— Begin Data section —

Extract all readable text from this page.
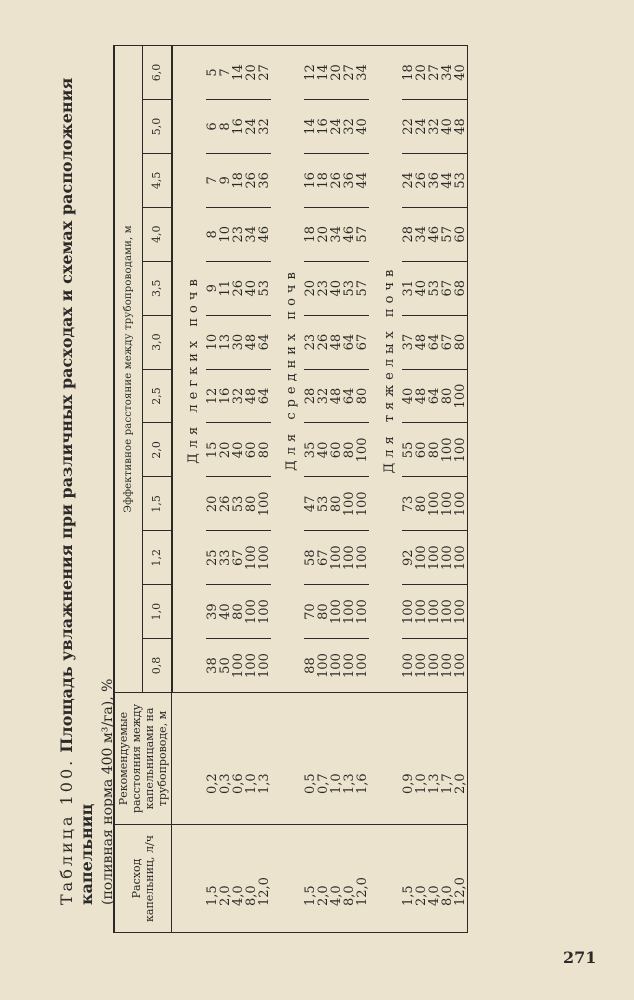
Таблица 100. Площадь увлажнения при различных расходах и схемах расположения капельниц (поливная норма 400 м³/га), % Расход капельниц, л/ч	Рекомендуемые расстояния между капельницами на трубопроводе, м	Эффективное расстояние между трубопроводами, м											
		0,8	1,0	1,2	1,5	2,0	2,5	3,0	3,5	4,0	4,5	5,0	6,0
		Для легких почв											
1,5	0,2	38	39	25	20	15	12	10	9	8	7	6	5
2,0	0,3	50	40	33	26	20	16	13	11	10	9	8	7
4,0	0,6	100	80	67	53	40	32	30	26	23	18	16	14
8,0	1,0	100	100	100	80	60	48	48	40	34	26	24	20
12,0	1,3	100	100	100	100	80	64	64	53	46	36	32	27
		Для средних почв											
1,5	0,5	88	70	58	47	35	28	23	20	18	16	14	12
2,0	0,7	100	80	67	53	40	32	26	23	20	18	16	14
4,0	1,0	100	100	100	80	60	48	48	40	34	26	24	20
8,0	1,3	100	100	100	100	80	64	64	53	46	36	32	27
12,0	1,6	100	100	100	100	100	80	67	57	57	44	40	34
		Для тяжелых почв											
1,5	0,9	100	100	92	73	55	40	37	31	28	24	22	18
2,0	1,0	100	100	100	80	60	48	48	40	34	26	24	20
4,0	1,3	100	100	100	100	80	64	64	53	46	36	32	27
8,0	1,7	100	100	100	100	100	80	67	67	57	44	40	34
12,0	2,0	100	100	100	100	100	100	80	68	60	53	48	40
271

— End Data section —
— Begin Data section —

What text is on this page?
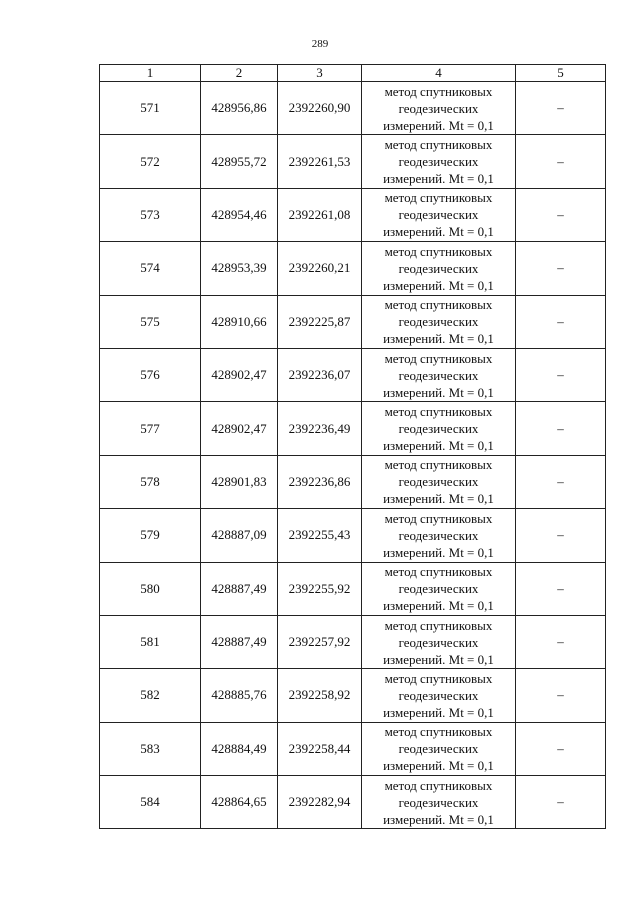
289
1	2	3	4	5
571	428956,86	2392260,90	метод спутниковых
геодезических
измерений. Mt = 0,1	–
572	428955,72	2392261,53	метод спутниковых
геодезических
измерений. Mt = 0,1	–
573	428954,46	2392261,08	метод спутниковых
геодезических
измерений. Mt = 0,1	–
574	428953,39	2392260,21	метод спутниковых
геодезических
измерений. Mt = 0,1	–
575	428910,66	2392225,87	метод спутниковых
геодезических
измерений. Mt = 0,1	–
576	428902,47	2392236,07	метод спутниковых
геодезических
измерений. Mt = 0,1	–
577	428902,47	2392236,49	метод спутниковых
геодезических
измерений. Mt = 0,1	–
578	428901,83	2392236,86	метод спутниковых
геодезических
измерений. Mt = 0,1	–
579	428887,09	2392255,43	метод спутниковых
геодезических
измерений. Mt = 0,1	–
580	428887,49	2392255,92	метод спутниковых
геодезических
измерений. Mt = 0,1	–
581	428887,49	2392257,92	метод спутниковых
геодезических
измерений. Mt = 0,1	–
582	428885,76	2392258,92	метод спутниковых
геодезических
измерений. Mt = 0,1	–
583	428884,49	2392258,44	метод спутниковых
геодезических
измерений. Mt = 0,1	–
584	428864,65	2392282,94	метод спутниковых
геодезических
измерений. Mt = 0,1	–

— End Data section —
— Begin Data section —

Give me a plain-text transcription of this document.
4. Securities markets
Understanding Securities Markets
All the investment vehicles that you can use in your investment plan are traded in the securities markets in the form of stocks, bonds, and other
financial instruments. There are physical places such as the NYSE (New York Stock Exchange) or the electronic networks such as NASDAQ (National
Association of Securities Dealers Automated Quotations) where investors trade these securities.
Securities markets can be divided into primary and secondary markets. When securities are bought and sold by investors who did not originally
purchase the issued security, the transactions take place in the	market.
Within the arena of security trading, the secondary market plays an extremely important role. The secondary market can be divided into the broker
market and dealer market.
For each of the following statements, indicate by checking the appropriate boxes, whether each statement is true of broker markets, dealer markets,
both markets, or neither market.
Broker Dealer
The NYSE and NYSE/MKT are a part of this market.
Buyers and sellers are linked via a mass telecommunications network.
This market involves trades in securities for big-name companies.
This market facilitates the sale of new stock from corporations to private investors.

— End Data section —

_Problem to solve_. In the material above, find the lines that contain "почв" and show them.

_Answer to this exercise_.
		Для легких почв											
		Для средних почв											
		Для тяжелых почв											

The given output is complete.